Filter the listing below, copying every line in which the word "name" appears.
------------------------
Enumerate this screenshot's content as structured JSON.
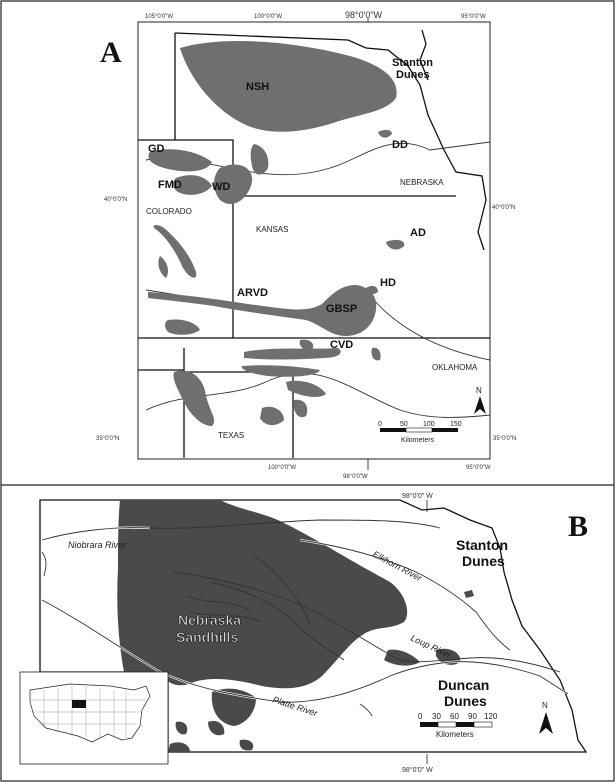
{
  "panel_a": {
    "letter": "A",
    "labels": {
      "nsh": "NSH",
      "stanton": "Stanton",
      "dunes": "Dunes",
      "dd": "DD",
      "gd": "GD",
      "fmd": "FMD",
      "wd": "WD",
      "ad": "AD",
      "hd": "HD",
      "arvd": "ARVD",
      "gbsp": "GBSP",
      "cvd": "CVD"
    },
    "states": {
      "nebraska": "NEBRASKA",
      "colorado": "COLORADO",
      "kansas": "KANSAS",
      "oklahoma": "OKLAHOMA",
      "texas": "TEXAS"
    },
    "coords": {
      "top_left": "105°0'0\"W",
      "top_mid": "100°0'0\"W",
      "top_main": "98°0'0\"W",
      "top_right": "95°0'0\"W",
      "left_40": "40°0'0\"N",
      "right_40": "40°0'0\"N",
      "left_35": "35°0'0\"N",
      "right_35": "35°0'0\"N",
      "bottom_mid": "100°0'0\"W",
      "bottom_main": "98°0'0\"W",
      "bottom_right": "95°0'0\"W"
    },
    "scale": {
      "ticks": [
        "0",
        "50",
        "100",
        "150"
      ],
      "unit": "Kilometers"
    },
    "north": "N"
  },
  "panel_b": {
    "letter": "B",
    "labels": {
      "sandhills_1": "Nebraska",
      "sandhills_2": "Sandhills",
      "stanton": "Stanton",
      "stanton_2": "Dunes",
      "duncan": "Duncan",
      "duncan_2": "Dunes"
    },
    "rivers": {
      "niobrara": "Niobrara River",
      "elkhorn": "Elkhorn River",
      "loup": "Loup River",
      "platte": "Platte River"
    },
    "coords": {
      "top": "98°0'0\" W",
      "bottom": "98°0'0\" W"
    },
    "scale": {
      "ticks": [
        "0",
        "30",
        "60",
        "90",
        "120"
      ],
      "unit": "Kilometers"
    },
    "north": "N"
  },
  "colors": {
    "dune_fill": "#6f6f6f",
    "dark_dune_fill": "#4a4a4a",
    "border": "#111111"
  }
}
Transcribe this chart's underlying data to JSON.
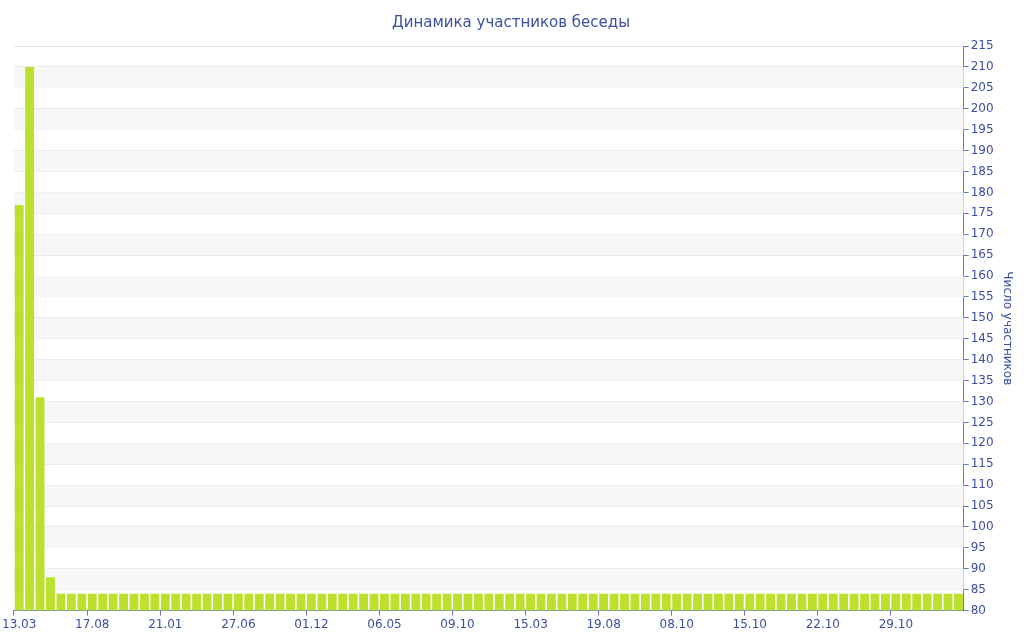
{
  "chart_data": {
    "type": "bar",
    "title": "Динамика участников беседы",
    "y2label": "Число участников",
    "categories": [
      "13.03",
      null,
      null,
      null,
      null,
      null,
      null,
      "17.08",
      null,
      null,
      null,
      null,
      null,
      null,
      "21.01",
      null,
      null,
      null,
      null,
      null,
      null,
      "27.06",
      null,
      null,
      null,
      null,
      null,
      null,
      "01.12",
      null,
      null,
      null,
      null,
      null,
      null,
      "06.05",
      null,
      null,
      null,
      null,
      null,
      null,
      "09.10",
      null,
      null,
      null,
      null,
      null,
      null,
      "15.03",
      null,
      null,
      null,
      null,
      null,
      null,
      "19.08",
      null,
      null,
      null,
      null,
      null,
      null,
      "08.10",
      null,
      null,
      null,
      null,
      null,
      null,
      "15.10",
      null,
      null,
      null,
      null,
      null,
      null,
      "22.10",
      null,
      null,
      null,
      null,
      null,
      null,
      "29.10",
      null,
      null,
      null,
      null,
      null,
      null
    ],
    "series": [
      {
        "color": "#bce02e",
        "axis": "y2",
        "values": [
          177,
          210,
          131,
          88,
          84,
          84,
          84,
          84,
          84,
          84,
          84,
          84,
          84,
          84,
          84,
          84,
          84,
          84,
          84,
          84,
          84,
          84,
          84,
          84,
          84,
          84,
          84,
          84,
          84,
          84,
          84,
          84,
          84,
          84,
          84,
          84,
          84,
          84,
          84,
          84,
          84,
          84,
          84,
          84,
          84,
          84,
          84,
          84,
          84,
          84,
          84,
          84,
          84,
          84,
          84,
          84,
          84,
          84,
          84,
          84,
          84,
          84,
          84,
          84,
          84,
          84,
          84,
          84,
          84,
          84,
          84,
          84,
          84,
          84,
          84,
          84,
          84,
          84,
          84,
          84,
          84,
          84,
          84,
          84,
          84,
          84,
          84,
          84,
          84,
          84,
          84
        ]
      }
    ],
    "y2lim": [
      80,
      215
    ],
    "y2ticks": [
      80,
      85,
      90,
      95,
      100,
      105,
      110,
      115,
      120,
      125,
      130,
      135,
      140,
      145,
      150,
      155,
      160,
      165,
      170,
      175,
      180,
      185,
      190,
      195,
      200,
      205,
      210,
      215
    ],
    "grid": "y",
    "legend": false
  }
}
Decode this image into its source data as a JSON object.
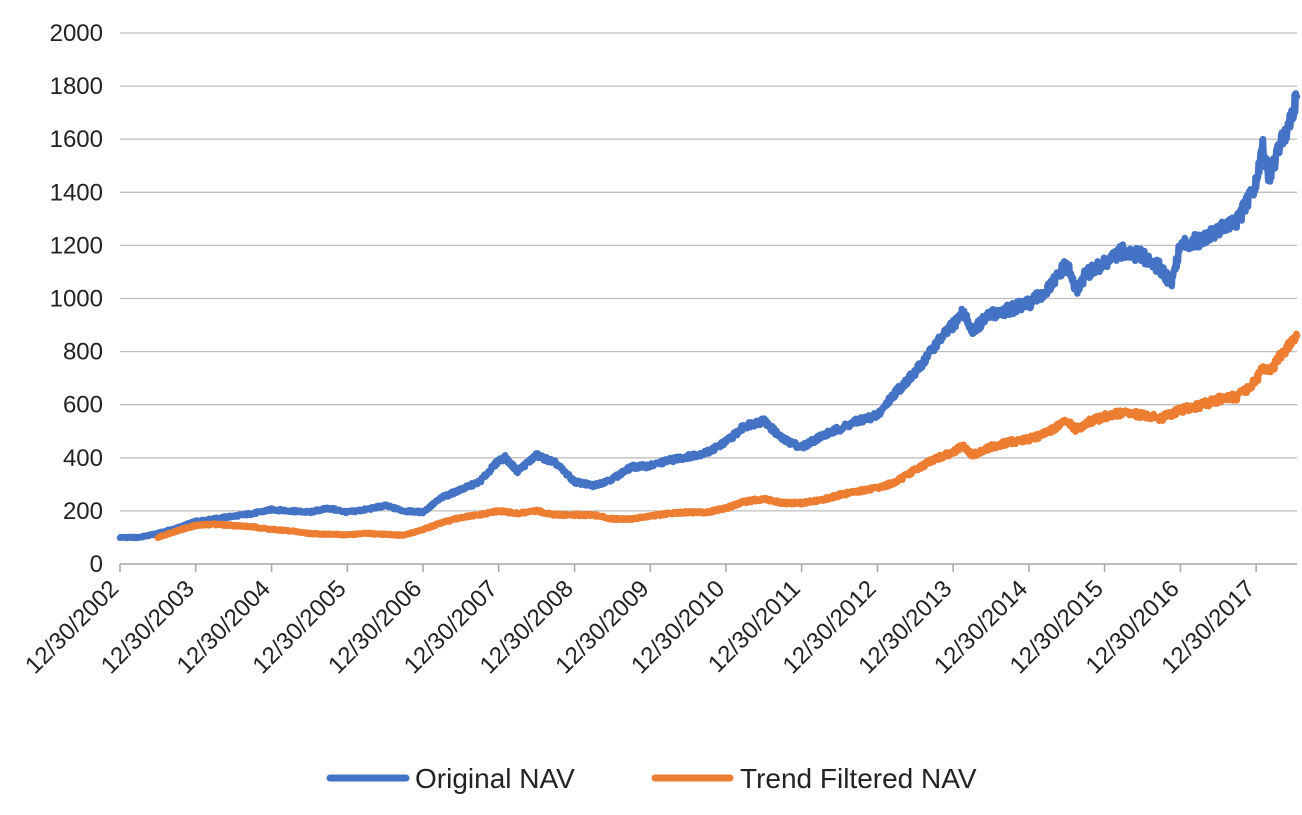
{
  "chart_data": {
    "type": "line",
    "title": "",
    "xlabel": "",
    "ylabel": "",
    "ylim": [
      0,
      2000
    ],
    "yticks": [
      0,
      200,
      400,
      600,
      800,
      1000,
      1200,
      1400,
      1600,
      1800,
      2000
    ],
    "xlim": [
      "2002-12-30",
      "2018-07-15"
    ],
    "xtick_labels": [
      "12/30/2002",
      "12/30/2003",
      "12/30/2004",
      "12/30/2005",
      "12/30/2006",
      "12/30/2007",
      "12/30/2008",
      "12/30/2009",
      "12/30/2010",
      "12/30/2011",
      "12/30/2012",
      "12/30/2013",
      "12/30/2014",
      "12/30/2015",
      "12/30/2016",
      "12/30/2017"
    ],
    "grid": "horizontal",
    "legend_position": "bottom",
    "series": [
      {
        "name": "Original NAV",
        "color": "#4472C4",
        "points": [
          [
            "2002-12-30",
            100
          ],
          [
            "2003-03-30",
            100
          ],
          [
            "2003-06-30",
            115
          ],
          [
            "2003-09-30",
            135
          ],
          [
            "2003-12-30",
            160
          ],
          [
            "2004-03-30",
            170
          ],
          [
            "2004-06-30",
            180
          ],
          [
            "2004-09-30",
            190
          ],
          [
            "2004-12-30",
            205
          ],
          [
            "2005-03-30",
            200
          ],
          [
            "2005-06-30",
            195
          ],
          [
            "2005-09-30",
            210
          ],
          [
            "2005-12-30",
            195
          ],
          [
            "2006-03-30",
            205
          ],
          [
            "2006-06-30",
            220
          ],
          [
            "2006-09-30",
            200
          ],
          [
            "2006-12-30",
            195
          ],
          [
            "2007-03-30",
            250
          ],
          [
            "2007-06-30",
            280
          ],
          [
            "2007-09-30",
            310
          ],
          [
            "2007-12-30",
            390
          ],
          [
            "2008-01-30",
            400
          ],
          [
            "2008-03-30",
            350
          ],
          [
            "2008-06-30",
            410
          ],
          [
            "2008-09-30",
            380
          ],
          [
            "2008-12-30",
            310
          ],
          [
            "2009-03-30",
            295
          ],
          [
            "2009-06-30",
            320
          ],
          [
            "2009-09-30",
            365
          ],
          [
            "2009-12-30",
            370
          ],
          [
            "2010-03-30",
            390
          ],
          [
            "2010-06-30",
            405
          ],
          [
            "2010-09-30",
            420
          ],
          [
            "2010-12-30",
            460
          ],
          [
            "2011-03-30",
            520
          ],
          [
            "2011-06-30",
            540
          ],
          [
            "2011-09-30",
            470
          ],
          [
            "2011-12-30",
            440
          ],
          [
            "2012-03-30",
            480
          ],
          [
            "2012-06-30",
            510
          ],
          [
            "2012-09-30",
            540
          ],
          [
            "2012-12-30",
            560
          ],
          [
            "2013-03-30",
            650
          ],
          [
            "2013-06-30",
            720
          ],
          [
            "2013-09-30",
            820
          ],
          [
            "2013-12-30",
            900
          ],
          [
            "2014-02-15",
            950
          ],
          [
            "2014-03-30",
            880
          ],
          [
            "2014-06-30",
            940
          ],
          [
            "2014-09-30",
            960
          ],
          [
            "2014-12-30",
            980
          ],
          [
            "2015-03-30",
            1030
          ],
          [
            "2015-06-30",
            1130
          ],
          [
            "2015-08-15",
            1030
          ],
          [
            "2015-09-30",
            1090
          ],
          [
            "2015-12-30",
            1130
          ],
          [
            "2016-03-30",
            1180
          ],
          [
            "2016-06-30",
            1160
          ],
          [
            "2016-09-30",
            1110
          ],
          [
            "2016-11-15",
            1060
          ],
          [
            "2016-12-30",
            1200
          ],
          [
            "2017-03-30",
            1220
          ],
          [
            "2017-06-30",
            1260
          ],
          [
            "2017-09-30",
            1290
          ],
          [
            "2017-12-30",
            1430
          ],
          [
            "2018-02-01",
            1580
          ],
          [
            "2018-03-01",
            1450
          ],
          [
            "2018-04-15",
            1560
          ],
          [
            "2018-06-01",
            1650
          ],
          [
            "2018-07-15",
            1760
          ]
        ]
      },
      {
        "name": "Trend Filtered NAV",
        "color": "#ED7D31",
        "points": [
          [
            "2003-06-30",
            100
          ],
          [
            "2003-09-30",
            125
          ],
          [
            "2003-12-30",
            145
          ],
          [
            "2004-03-30",
            150
          ],
          [
            "2004-06-30",
            145
          ],
          [
            "2004-09-30",
            140
          ],
          [
            "2004-12-30",
            130
          ],
          [
            "2005-03-30",
            125
          ],
          [
            "2005-06-30",
            115
          ],
          [
            "2005-09-30",
            112
          ],
          [
            "2005-12-30",
            110
          ],
          [
            "2006-03-30",
            115
          ],
          [
            "2006-06-30",
            112
          ],
          [
            "2006-09-30",
            108
          ],
          [
            "2006-12-30",
            130
          ],
          [
            "2007-03-30",
            155
          ],
          [
            "2007-06-30",
            175
          ],
          [
            "2007-09-30",
            185
          ],
          [
            "2007-12-30",
            200
          ],
          [
            "2008-03-30",
            190
          ],
          [
            "2008-06-30",
            200
          ],
          [
            "2008-09-30",
            185
          ],
          [
            "2008-12-30",
            185
          ],
          [
            "2009-03-30",
            185
          ],
          [
            "2009-06-30",
            170
          ],
          [
            "2009-09-30",
            170
          ],
          [
            "2009-12-30",
            180
          ],
          [
            "2010-03-30",
            190
          ],
          [
            "2010-06-30",
            195
          ],
          [
            "2010-09-30",
            195
          ],
          [
            "2010-12-30",
            210
          ],
          [
            "2011-03-30",
            235
          ],
          [
            "2011-06-30",
            245
          ],
          [
            "2011-09-30",
            230
          ],
          [
            "2011-12-30",
            230
          ],
          [
            "2012-03-30",
            240
          ],
          [
            "2012-06-30",
            260
          ],
          [
            "2012-09-30",
            275
          ],
          [
            "2012-12-30",
            285
          ],
          [
            "2013-03-30",
            310
          ],
          [
            "2013-06-30",
            355
          ],
          [
            "2013-09-30",
            395
          ],
          [
            "2013-12-30",
            420
          ],
          [
            "2014-02-15",
            445
          ],
          [
            "2014-03-30",
            410
          ],
          [
            "2014-06-30",
            440
          ],
          [
            "2014-09-30",
            460
          ],
          [
            "2014-12-30",
            470
          ],
          [
            "2015-03-30",
            495
          ],
          [
            "2015-06-30",
            540
          ],
          [
            "2015-08-15",
            505
          ],
          [
            "2015-09-30",
            530
          ],
          [
            "2015-12-30",
            555
          ],
          [
            "2016-03-30",
            570
          ],
          [
            "2016-06-30",
            560
          ],
          [
            "2016-09-30",
            550
          ],
          [
            "2016-12-30",
            580
          ],
          [
            "2017-03-30",
            595
          ],
          [
            "2017-06-30",
            620
          ],
          [
            "2017-09-30",
            630
          ],
          [
            "2017-12-30",
            690
          ],
          [
            "2018-02-01",
            750
          ],
          [
            "2018-03-01",
            720
          ],
          [
            "2018-04-15",
            770
          ],
          [
            "2018-06-01",
            820
          ],
          [
            "2018-07-15",
            860
          ]
        ]
      }
    ]
  }
}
------------------------
**Answer for this exercise**
        "name": "Original NAV",
        "name": "Trend Filtered NAV",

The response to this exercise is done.